WHAT TO WORK ON: Scan the data below for the string "Атазик". Copy every line where it appears.

DATASET RECORDS:
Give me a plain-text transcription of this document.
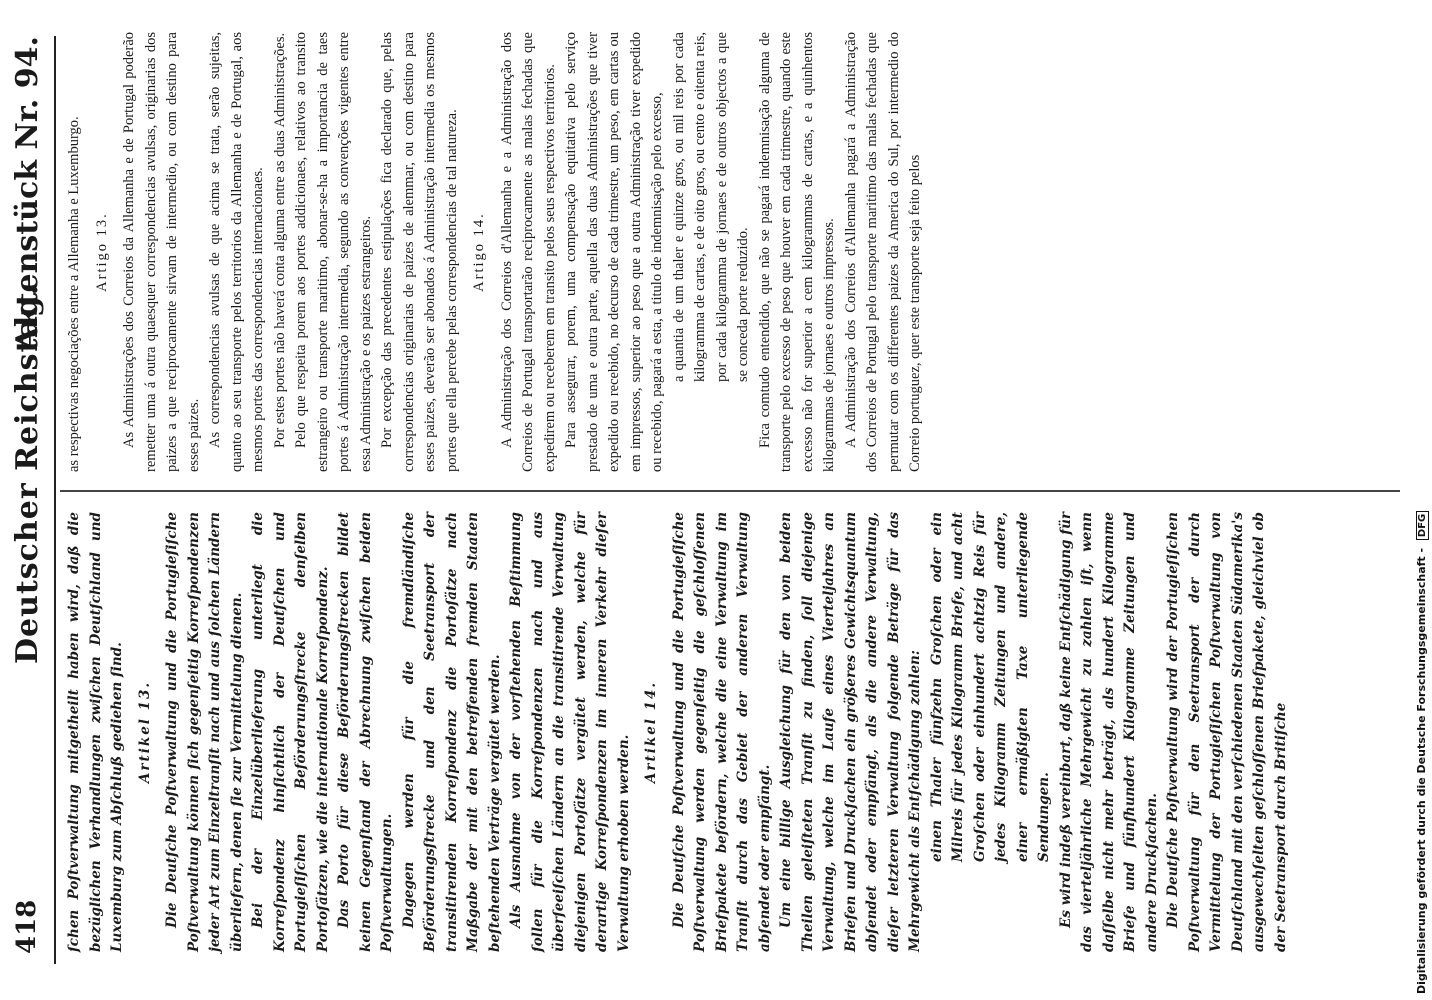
418
Deutscher Reichstag.
Aktenstück Nr. 94.

ſchen Poſtverwaltung mitgetheilt haben wird, daß die bezüglichen Verhandlungen zwiſchen Deutſchland und Luxemburg zum Abſchluß gediehen ſind. Artikel 13. Die Deutſche Poſtverwaltung und die Portugieſiſche Poſtverwaltung können ſich gegenſeitig Korreſpondenzen jeder Art zum Einzeltranſit nach und aus ſolchen Ländern überliefern, denen ſie zur Vermittelung dienen. Bei der Einzelüberlieferung unterliegt die Korreſpondenz hinſichtlich der Deutſchen und Portugieſiſchen Beförderungsſtrecke denſelben Portoſätzen, wie die internationale Korreſpondenz. Das Porto für diese Beförderungsſtrecken bildet keinen Gegenſtand der Abrechnung zwiſchen beiden Poſtverwaltungen. Dagegen werden für die fremdländiſche Beförderungsſtrecke und den Seetransport der transitirenden Korreſpondenz die Portoſätze nach Maßgabe der mit den betreffenden fremden Staaten beſtehenden Verträge vergütet werden. Als Ausnahme von der vorſtehenden Beſtimmung ſollen für die Korreſpondenzen nach und aus überſeeiſchen Ländern an die transitirende Verwaltung diejenigen Portoſätze vergütet werden, welche für derartige Korreſpondenzen im inneren Verkehr dieſer Verwaltung erhoben werden.

Artikel 14. Die Deutſche Poſtverwaltung und die Portugieſiſche Poſtverwaltung werden gegenſeitig die geſchloſſenen Briefpakete befördern, welche die eine Verwaltung im Tranſit durch das Gebiet der anderen Verwaltung abſendet oder empfängt. Um eine billige Ausgleichung für den von beiden Theilen geleiſteten Tranſit zu finden, ſoll diejenige Verwaltung, welche im Laufe eines Vierteljahres an Briefen und Druckſachen ein größeres Gewichtsquantum abſendet oder empfängt, als die andere Verwaltung, dieſer letzteren Verwaltung folgende Beträge für das Mehrgewicht als Entſchädigung zahlen: einen Thaler fünfzehn Groſchen oder ein Milreis für jedes Kilogramm Briefe, und acht Groſchen oder einhundert achtzig Reis für jedes Kilogramm Zeitungen und andere, einer ermäßigten Taxe unterliegende Sendungen. Es wird indeß vereinbart, daß keine Entſchädigung für das vierteljährliche Mehrgewicht zu zahlen iſt, wenn daſſelbe nicht mehr beträgt, als hundert Kilogramme Briefe und fünfhundert Kilogramme Zeitungen und andere Druckſachen. Die Deutſche Poſtverwaltung wird der Portugieſiſchen Poſtverwaltung für den Seetransport der durch Vermittelung der Portugieſiſchen Poſtverwaltung von Deutſchland mit den verſchiedenen Staaten Südamerika's ausgewechſelten geſchloſſenen Briefpakete, gleichviel ob der Seetransport durch Britiſche

as respectivas negociações entre a Allemanha e Luxemburgo. Artigo 13. As Administrações dos Correios da Allemanha e de Portugal poderão remetter uma á outra quaesquer correspondencias avulsas, originarias dos paizes a que reciprocamente sirvam de intermedio, ou com destino para esses paizes. As correspondencias avulsas de que acima se trata, serão sujeitas, quanto ao seu transporte pelos territorios da Allemanha e de Portugal, aos mesmos portes das correspondencias internacionaes. Por estes portes não haverá conta alguma entre as duas Administrações. Pelo que respeita porem aos portes addicionaes, relativos ao transito estrangeiro ou transporte maritimo, abonar-se-ha a importancia de taes portes á Administração intermedia, segundo as convenções vigentes entre essa Administração e os paizes estrangeiros. Por excepção das precedentes estipulações fica declarado que, pelas correspondencias originarias de paizes de alemmar, ou com destino para esses paizes, deverão ser abonados á Administração intermedia os mesmos portes que ella percebe pelas correspondencias de tal natureza. Artigo 14. A Administração dos Correios d'Allemanha e a Administração dos Correios de Portugal transportarão reciprocamente as malas fechadas que expedirem ou receberem em transito pelos seus respectivos territorios. Para assegurar, porem, uma compensação equitativa pelo serviço prestado de uma e outra parte, aquella das duas Administrações que tiver expedido ou recebido, no decurso de cada trimestre, um peso, em cartas ou em impressos, superior ao peso que a outra Administração tiver expedido ou recebido, pagará a esta, a titulo de indemnisação pelo excesso, a quantia de um thaler e quinze gros, ou mil reis por cada kilogramma de cartas, e de oito gros, ou cento e oitenta reis, por cada kilogramma de jornaes e de outros objectos a que se conceda porte reduzido. Fica comtudo entendido, que não se pagará indemnisação alguma de transporte pelo excesso de peso que houver em cada trimestre, quando este excesso não for superior a cem kilogrammas de cartas, e a quinhentos kilogrammas de jornaes e outros impressos. A Administração dos Correios d'Allemanha pagará a Administração dos Correios de Portugal pelo transporte maritimo das malas fechadas que permutar com os differentes paizes da America do Sul, por intermedio do Correio portuguez, quer este transporte seja feito pelos

Digitalisierung gefördert durch die Deutsche Forschungsgemeinschaft - DFG
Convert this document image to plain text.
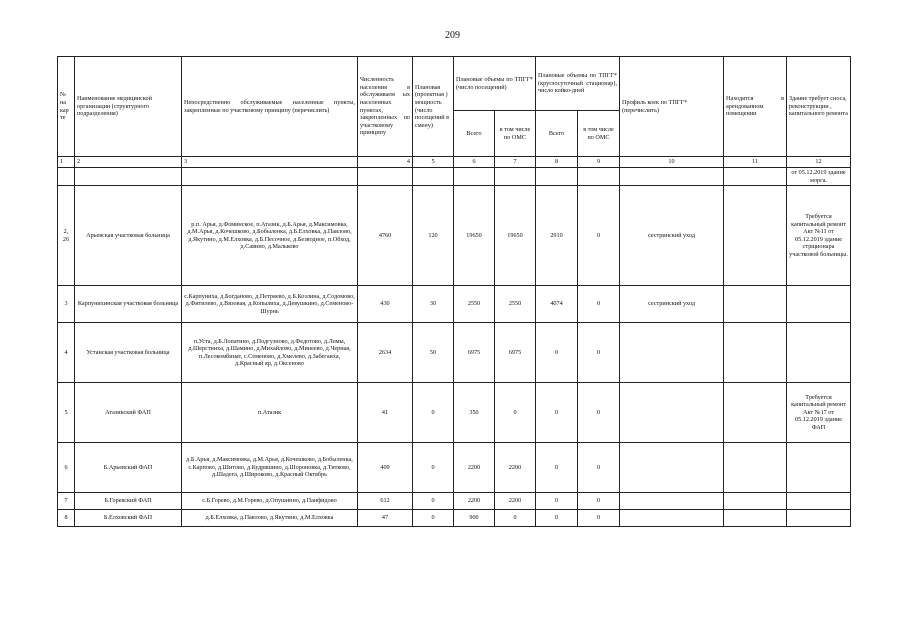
209
№ на кар те	Наименование медицинской организации (структурного подразделения)	Непосредственно обслуживаемые населенные пункты, закрепленные по участковому принципу (перечислить)	Численность населения в обслуживаем ых населенных пунктах, закрепленных по участковому принципу	Плановая (проектная ) мощность (число посещений в смену)	Плановые объемы по ТПГГ* (число посещений)		Плановые объемы по ТПГГ* (круглосуточный стационар), число койко-дней		Профиль коек по ТПГГ* (перечислить)	Находятся в арендованном помещении	Здание требует сноса, реконструкции , капитального ремонта
					Всего	в том числе по ОМС	Всего	в том числе по ОМС			
1	2	3	4	5	6	7	8	9	10	11	12
											от 05.12.2019 здание морга.
2, 26	Арьевская участковая больница	р.п. Арья, д.Фоминское, п.Атазик, д.Б.Арья, д.Максимовка, д.М.Арья, д.Кочешково, д.Бобыленка, д.Б.Елховка, д.Павлово, д.Якутино, д.М.Елховка, д.Б.Песочное, д.Безводное, п.Обход, д.Савино, д.Мальково	4760	120	19650	19650	2910	0	сестринский уход		Требуется капитальный ремонт Акт №11 от 05.12.2019 здание стрщионара участковой больницы.
3	Карпунихинская участковая больница	с.Карпуниха, д.Богданово, д.Петряево, д.Б.Козлина, д.Содомово, д.Фитилево, д.Вязовая, д.Копылиха, д.Девушкино, д.Семеново-Шурнь	430	30	2550	2550	4074	0	сестринский уход		
4	Устанская участковая больница	п.Уста, д.Б.Лопатино, д.Подгузново, д.Федотово, д.Ломы, д.Шерстниха, д.Шамино, д.Михайлово, д.Минеево, д.Черная, п.Лесокомбинат, с.Семеново, д.Хмелево, д.Забегаиха, д.Красный яр, д.Оксеново	2634	50	6975	6975	0	0			
5	Атазикский ФАП	п.Атазик	41	0	350	0	0	0			Требуется капитальный ремонт Акт №17 от 05.12.2019 здание ФАП
6	Б.Арьевский ФАП	д.Б.Арья, д.Максимовка, д.М.Арья, д.Кочешково, д.Бобыленка, с.Карпово, д.Шитово, д.Кудряшино, д.Шороновка, д.Титково, д.Шадега, д.Широково, д.Красный Октябрь	409	0	2200	2200	0	0			
7	Б.Горевский ФАП	с.Б.Горево, д.М.Горево, д.Опушинно, д.Панфидово	612	0	2200	2200	0	0			
8	Б.Елховский ФАП	д.Б.Елховка, д.Павлово, д.Якутино, д.М.Елховка	47	0	900	0	0	0			
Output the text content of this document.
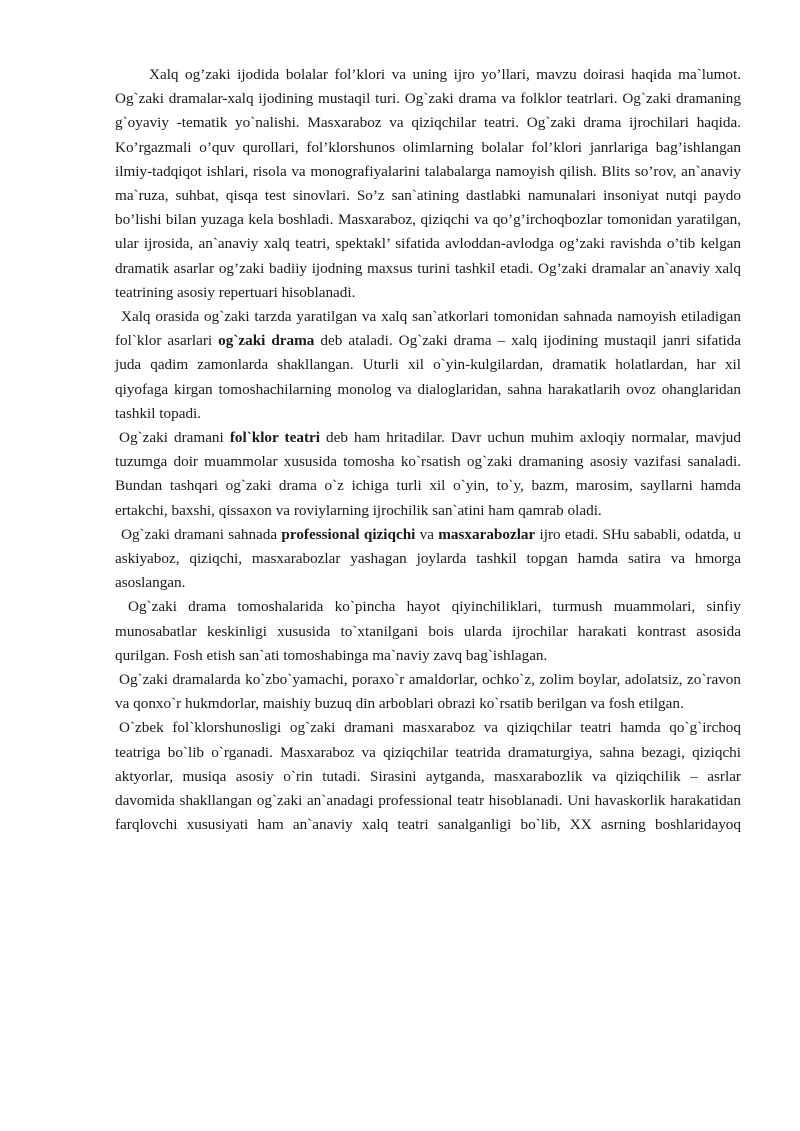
Xalq og’zaki ijodida bolalar fol’klori va uning ijro yo’llari, mavzu doirasi haqida ma`lumot. Og`zaki dramalar-xalq ijodining mustaqil turi. Og`zaki drama va folklor teatrlari. Og`zaki dramaning g`oyaviy -tematik yo`nalishi. Masxaraboz va qiziqchilar teatri. Og`zaki drama ijrochilari haqida. Ko’rgazmali o’quv qurollari, fol’klorshunos olimlarning bolalar fol’klori janrlariga bag’ishlangan ilmiy-tadqiqot ishlari, risola va monografiyalarini talabalarga namoyish qilish. Blits so’rov, an`anaviy ma`ruza, suhbat, qisqa test sinovlari. So’z san`atining dastlabki namunalari insoniyat nutqi paydo bo’lishi bilan yuzaga kela boshladi. Masxaraboz, qiziqchi va qo’g’irchoqbozlar tomonidan yaratilgan, ular ijrosida, an`anaviy xalq teatri, spektakl’ sifatida avloddan-avlodga og’zaki ravishda o’tib kelgan dramatik asarlar og’zaki badiiy ijodning maxsus turini tashkil etadi. Og’zaki dramalar an`anaviy xalq teatrining asosiy repertuari hisoblanadi.

Xalq orasida og`zaki tarzda yaratilgan va xalq san`atkorlari tomonidan sahnada namoyish etiladigan fol`klor asarlari og`zaki drama deb ataladi. Og`zaki drama – xalq ijodining mustaqil janri sifatida juda qadim zamonlarda shakllangan. Uturli xil o`yin-kulgilardan, dramatik holatlardan, har xil qiyofaga kirgan tomoshachilarning monolog va dialoglaridan, sahna harakatlarih ovoz ohanglaridan tashkil topadi.

Og`zaki dramani fol`klor teatri deb ham hritadilar. Davr uchun muhim axloqiy normalar, mavjud tuzumga doir muammolar xususida tomosha ko`rsatish og`zaki dramaning asosiy vazifasi sanaladi. Bundan tashqari og`zaki drama o`z ichiga turli xil o`yin, to`y, bazm, marosim, sayllarni hamda ertakchi, baxshi, qissaxon va roviylarning ijrochilik san`atini ham qamrab oladi.

Og`zaki dramani sahnada professional qiziqchi va masxarabozlar ijro etadi. SHu sababli, odatda, u askiyaboz, qiziqchi, masxarabozlar yashagan joylarda tashkil topgan hamda satira va hmorga asoslangan.

Og`zaki drama tomoshalarida ko`pincha hayot qiyinchiliklari, turmush muammolari, sinfiy munosabatlar keskinligi xususida to`xtanilgani bois ularda ijrochilar harakati kontrast asosida qurilgan. Fosh etish san`ati tomoshabinga ma`naviy zavq bag`ishlagan.

Og`zaki dramalarda ko`zbo`yamachi, poraxo`r amaldorlar, ochko`z, zolim boylar, adolatsiz, zo`ravon va qonxo`r hukmdorlar, maishiy buzuq din arboblari obrazi ko`rsatib berilgan va fosh etilgan.

O`zbek fol`klorshunosligi og`zaki dramani masxaraboz va qiziqchilar teatri hamda qo`g`irchoq teatriga bo`lib o`rganadi. Masxaraboz va qiziqchilar teatrida dramaturgiya, sahna bezagi, qiziqchi aktyorlar, musiqa asosiy o`rin tutadi. Sirasini aytganda, masxarabozlik va qiziqchilik – asrlar davomida shakllangan og`zaki an`anadagi professional teatr hisoblanadi. Uni havaskorlik harakatidan farqlovchi xususiyati ham an`anaviy xalq teatri sanalganligi bo`lib, XX asrning boshlaridayoq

REPLY TO THE EXERCISE:
2, 26	Арьевская участковая больница	р.п. Арья, д.Фоминское, п.Атазик, д.Б.Арья, д.Максимовка, д.М.Арья, д.Кочешково, д.Бобыленка, д.Б.Елховка, д.Павлово, д.Якутино, д.М.Елховка, д.Б.Песочное, д.Безводное, п.Обход, д.Савино, д.Мальково	4760	120	19650	19650	2910	0	сестринский уход		Требуется капитальный ремонт Акт №11 от 05.12.2019 здание стрщионара участковой больницы.
5	Атазикский ФАП	п.Атазик	41	0	350	0	0	0			Требуется капитальный ремонт Акт №17 от 05.12.2019 здание ФАП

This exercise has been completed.